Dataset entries

** Begin **

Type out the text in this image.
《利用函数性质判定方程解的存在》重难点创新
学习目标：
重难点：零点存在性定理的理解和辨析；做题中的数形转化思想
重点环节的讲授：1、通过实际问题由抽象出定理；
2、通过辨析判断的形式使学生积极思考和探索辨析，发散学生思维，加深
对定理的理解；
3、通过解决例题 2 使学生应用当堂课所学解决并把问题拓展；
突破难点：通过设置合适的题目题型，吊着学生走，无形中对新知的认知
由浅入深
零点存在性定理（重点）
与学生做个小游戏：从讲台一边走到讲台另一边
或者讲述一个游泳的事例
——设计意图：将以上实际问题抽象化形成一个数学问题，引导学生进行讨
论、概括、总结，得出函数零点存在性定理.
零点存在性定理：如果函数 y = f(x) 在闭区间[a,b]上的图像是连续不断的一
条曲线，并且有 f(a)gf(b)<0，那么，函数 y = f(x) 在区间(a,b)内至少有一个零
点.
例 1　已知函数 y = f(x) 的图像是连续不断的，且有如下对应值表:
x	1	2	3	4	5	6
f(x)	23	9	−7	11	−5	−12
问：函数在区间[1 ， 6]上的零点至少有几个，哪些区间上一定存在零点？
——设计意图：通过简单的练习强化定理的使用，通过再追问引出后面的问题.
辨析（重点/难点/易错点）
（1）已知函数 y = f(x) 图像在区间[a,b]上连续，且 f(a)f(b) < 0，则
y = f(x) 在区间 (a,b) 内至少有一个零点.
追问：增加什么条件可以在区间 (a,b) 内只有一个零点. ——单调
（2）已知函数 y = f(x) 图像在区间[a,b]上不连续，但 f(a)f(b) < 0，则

** End **
** Begin **

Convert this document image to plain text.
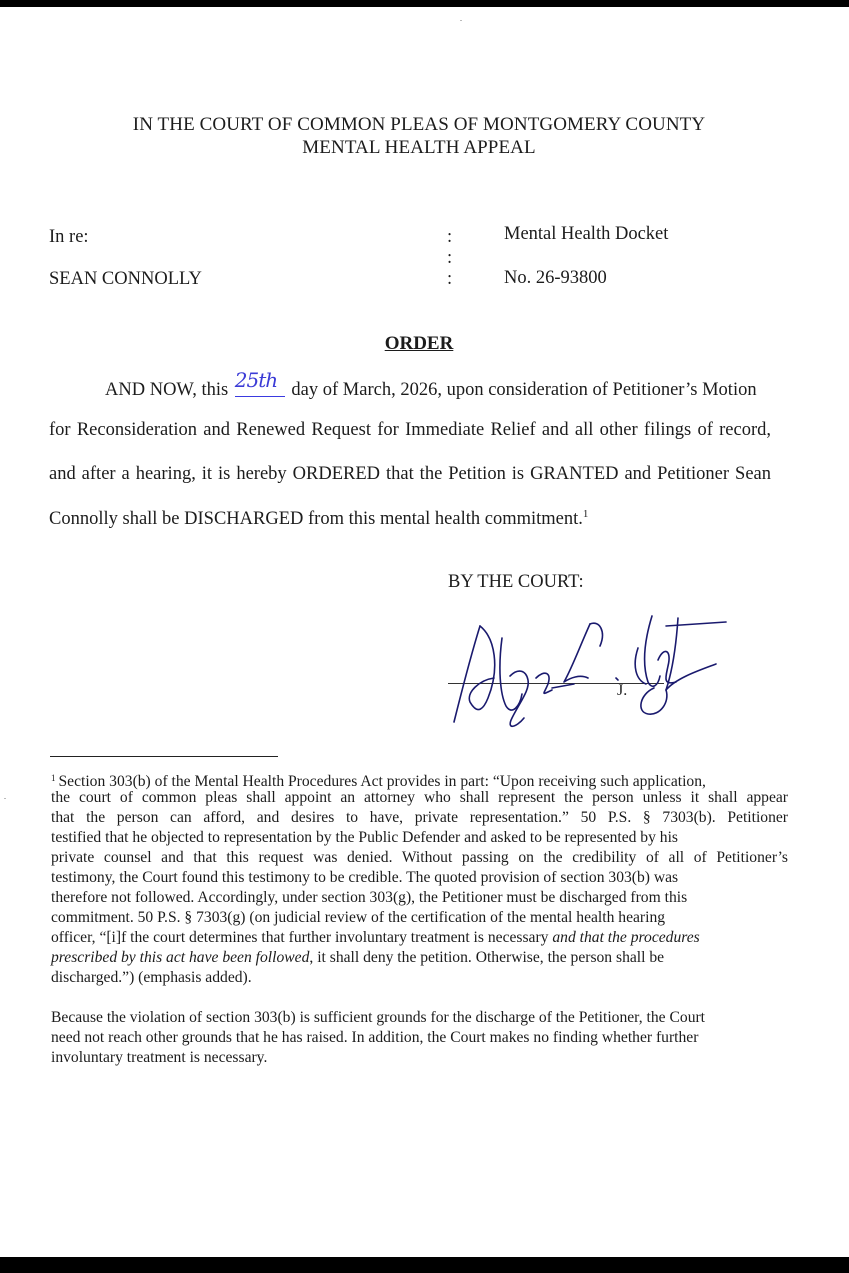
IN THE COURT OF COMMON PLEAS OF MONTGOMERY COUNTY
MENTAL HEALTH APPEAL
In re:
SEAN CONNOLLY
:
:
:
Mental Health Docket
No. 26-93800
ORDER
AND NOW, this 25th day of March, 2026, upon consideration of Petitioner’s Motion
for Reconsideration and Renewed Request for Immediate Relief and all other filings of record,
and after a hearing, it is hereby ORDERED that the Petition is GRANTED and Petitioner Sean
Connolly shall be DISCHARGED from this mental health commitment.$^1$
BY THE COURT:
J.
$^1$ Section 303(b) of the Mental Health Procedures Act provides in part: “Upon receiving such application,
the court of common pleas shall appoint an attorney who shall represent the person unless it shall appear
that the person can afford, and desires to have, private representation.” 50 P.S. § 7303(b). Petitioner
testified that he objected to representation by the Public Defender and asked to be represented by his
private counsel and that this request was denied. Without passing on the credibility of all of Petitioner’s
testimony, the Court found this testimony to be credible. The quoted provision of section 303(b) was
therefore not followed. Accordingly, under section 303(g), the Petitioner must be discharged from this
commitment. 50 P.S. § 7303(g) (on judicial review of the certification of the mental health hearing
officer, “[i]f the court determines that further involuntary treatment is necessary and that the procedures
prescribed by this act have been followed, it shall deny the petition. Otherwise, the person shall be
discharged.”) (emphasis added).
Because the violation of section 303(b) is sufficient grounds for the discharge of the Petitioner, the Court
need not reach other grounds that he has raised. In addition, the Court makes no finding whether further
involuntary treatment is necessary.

** End **

**TASK DESCRIPTION:**
Among the lines above, count those containing the word "representation" and give nothing but the result.

**WORKED SOLUTION:**
2